Items from a figure collection
----
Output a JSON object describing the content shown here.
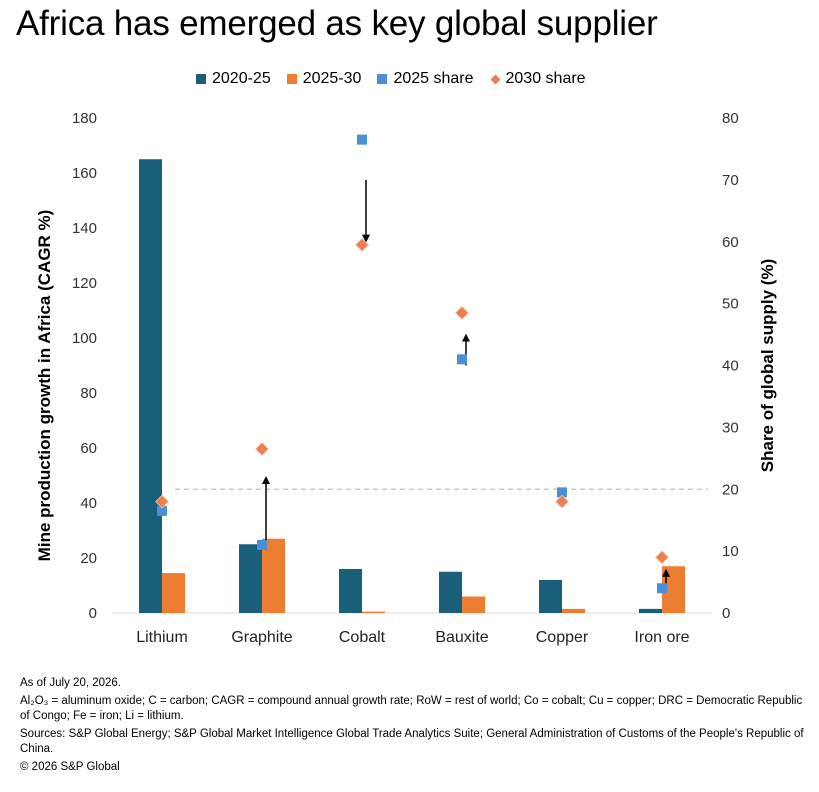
{
  "title": "Africa has emerged as key global supplier",
  "colors": {
    "s2020_25": "#1a5f7a",
    "s2025_30": "#ed7d31",
    "share2025": "#4a90d9",
    "share2030": "#e9804d",
    "gridline": "#bfbfbf"
  },
  "legend": [
    {
      "label": "2020-25",
      "shape": "square",
      "color": "#1a5f7a"
    },
    {
      "label": "2025-30",
      "shape": "square",
      "color": "#ed7d31"
    },
    {
      "label": "2025 share",
      "shape": "square",
      "color": "#4a90d9"
    },
    {
      "label": "2030 share",
      "shape": "diamond",
      "color": "#e9804d"
    }
  ],
  "chart_data": {
    "type": "bar",
    "categories": [
      "Lithium",
      "Graphite",
      "Cobalt",
      "Bauxite",
      "Copper",
      "Iron ore"
    ],
    "series": [
      {
        "name": "2020-25",
        "type": "bar",
        "axis": "left",
        "values": [
          165,
          25,
          16,
          15,
          12,
          1.5
        ]
      },
      {
        "name": "2025-30",
        "type": "bar",
        "axis": "left",
        "values": [
          14.5,
          27,
          0.5,
          6,
          1.5,
          17
        ]
      },
      {
        "name": "2025 share",
        "type": "scatter",
        "marker": "square",
        "axis": "right",
        "values": [
          16.5,
          11,
          76.5,
          41,
          19.5,
          4
        ]
      },
      {
        "name": "2030 share",
        "type": "scatter",
        "marker": "diamond",
        "axis": "right",
        "values": [
          18,
          26.5,
          59.5,
          48.5,
          18,
          9
        ]
      }
    ],
    "arrows": [
      {
        "category": "Graphite",
        "from": 11.5,
        "to": 21.5,
        "axis": "right"
      },
      {
        "category": "Cobalt",
        "from": 70,
        "to": 60.5,
        "axis": "right"
      },
      {
        "category": "Bauxite",
        "from": 40,
        "to": 44.5,
        "axis": "right"
      },
      {
        "category": "Iron ore",
        "from": 3.5,
        "to": 6.5,
        "axis": "right"
      }
    ],
    "reference_line": {
      "axis": "right",
      "value": 20,
      "style": "dashed"
    },
    "ylabel": "Mine production growth in Africa (CAGR %)",
    "ylabel_right": "Share of global supply (%)",
    "ylim": [
      0,
      180
    ],
    "ylim_right": [
      0,
      80
    ],
    "yticks": [
      0,
      20,
      40,
      60,
      80,
      100,
      120,
      140,
      160,
      180
    ],
    "yticks_right": [
      0,
      10,
      20,
      30,
      40,
      50,
      60,
      70,
      80
    ],
    "legend_position": "top"
  },
  "footer": {
    "as_of": "As of July 20, 2026.",
    "abbreviations": "Al₂O₃ = aluminum oxide; C = carbon; CAGR = compound annual growth rate; RoW = rest of world; Co = cobalt; Cu = copper; DRC = Democratic Republic of Congo; Fe = iron; Li = lithium.",
    "sources": "Sources: S&P Global Energy; S&P Global Market Intelligence Global Trade Analytics Suite; General Administration of Customs of the People's Republic of China.",
    "copyright": "© 2026 S&P Global"
  }
}
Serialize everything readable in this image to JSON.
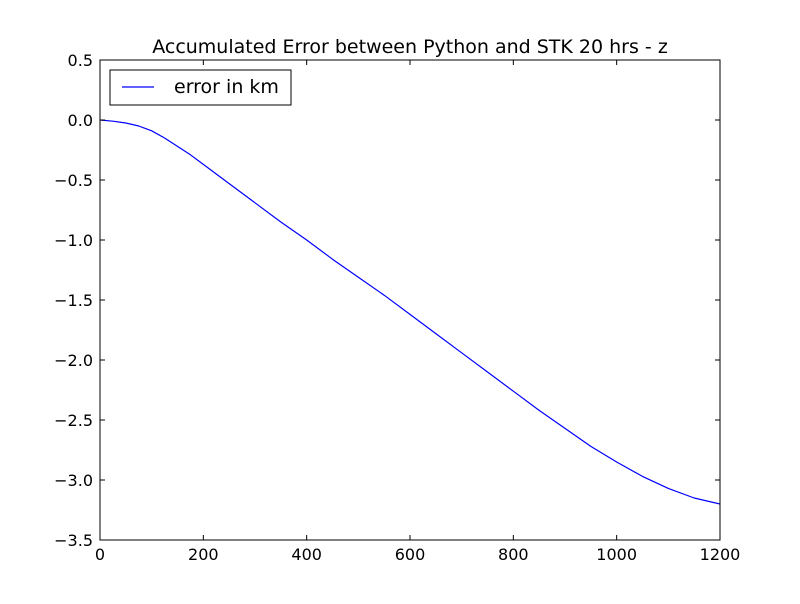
----
| Task |
Repeat the data above exactly, but not the pictures.

| Answer to the exercise |
Output a JSON object describing the content shown here.
{
  "title": "Africa has emerged as key global supplier",
  "colors": {
    "s2020_25": "#1a5f7a",
    "s2025_30": "#ed7d31",
    "share2025": "#4a90d9",
    "share2030": "#e9804d",
    "gridline": "#bfbfbf"
  },
  "legend": [
    {
      "label": "2020-25",
      "shape": "square",
      "color": "#1a5f7a"
    },
    {
      "label": "2025-30",
      "shape": "square",
      "color": "#ed7d31"
    },
    {
      "label": "2025 share",
      "shape": "square",
      "color": "#4a90d9"
    },
    {
      "label": "2030 share",
      "shape": "diamond",
      "color": "#e9804d"
    }
  ],
  "chart_data": {
    "type": "bar",
    "categories": [
      "Lithium",
      "Graphite",
      "Cobalt",
      "Bauxite",
      "Copper",
      "Iron ore"
    ],
    "series": [
      {
        "name": "2020-25",
        "type": "bar",
        "axis": "left",
        "values": [
          165,
          25,
          16,
          15,
          12,
          1.5
        ]
      },
      {
        "name": "2025-30",
        "type": "bar",
        "axis": "left",
        "values": [
          14.5,
          27,
          0.5,
          6,
          1.5,
          17
        ]
      },
      {
        "name": "2025 share",
        "type": "scatter",
        "marker": "square",
        "axis": "right",
        "values": [
          16.5,
          11,
          76.5,
          41,
          19.5,
          4
        ]
      },
      {
        "name": "2030 share",
        "type": "scatter",
        "marker": "diamond",
        "axis": "right",
        "values": [
          18,
          26.5,
          59.5,
          48.5,
          18,
          9
        ]
      }
    ],
    "arrows": [
      {
        "category": "Graphite",
        "from": 11.5,
        "to": 21.5,
        "axis": "right"
      },
      {
        "category": "Cobalt",
        "from": 70,
        "to": 60.5,
        "axis": "right"
      },
      {
        "category": "Bauxite",
        "from": 40,
        "to": 44.5,
        "axis": "right"
      },
      {
        "category": "Iron ore",
        "from": 3.5,
        "to": 6.5,
        "axis": "right"
      }
    ],
    "reference_line": {
      "axis": "right",
      "value": 20,
      "style": "dashed"
    },
    "ylabel": "Mine production growth in Africa (CAGR %)",
    "ylabel_right": "Share of global supply (%)",
    "ylim": [
      0,
      180
    ],
    "ylim_right": [
      0,
      80
    ],
    "yticks": [
      0,
      20,
      40,
      60,
      80,
      100,
      120,
      140,
      160,
      180
    ],
    "yticks_right": [
      0,
      10,
      20,
      30,
      40,
      50,
      60,
      70,
      80
    ],
    "legend_position": "top"
  },
  "footer": {
    "as_of": "As of July 20, 2026.",
    "abbreviations": "Al₂O₃ = aluminum oxide; C = carbon; CAGR = compound annual growth rate; RoW = rest of world; Co = cobalt; Cu = copper; DRC = Democratic Republic of Congo; Fe = iron; Li = lithium.",
    "sources": "Sources: S&P Global Energy; S&P Global Market Intelligence Global Trade Analytics Suite; General Administration of Customs of the People's Republic of China.",
    "copyright": "© 2026 S&P Global"
  }
}
Serialize everything readable in this image to JSON.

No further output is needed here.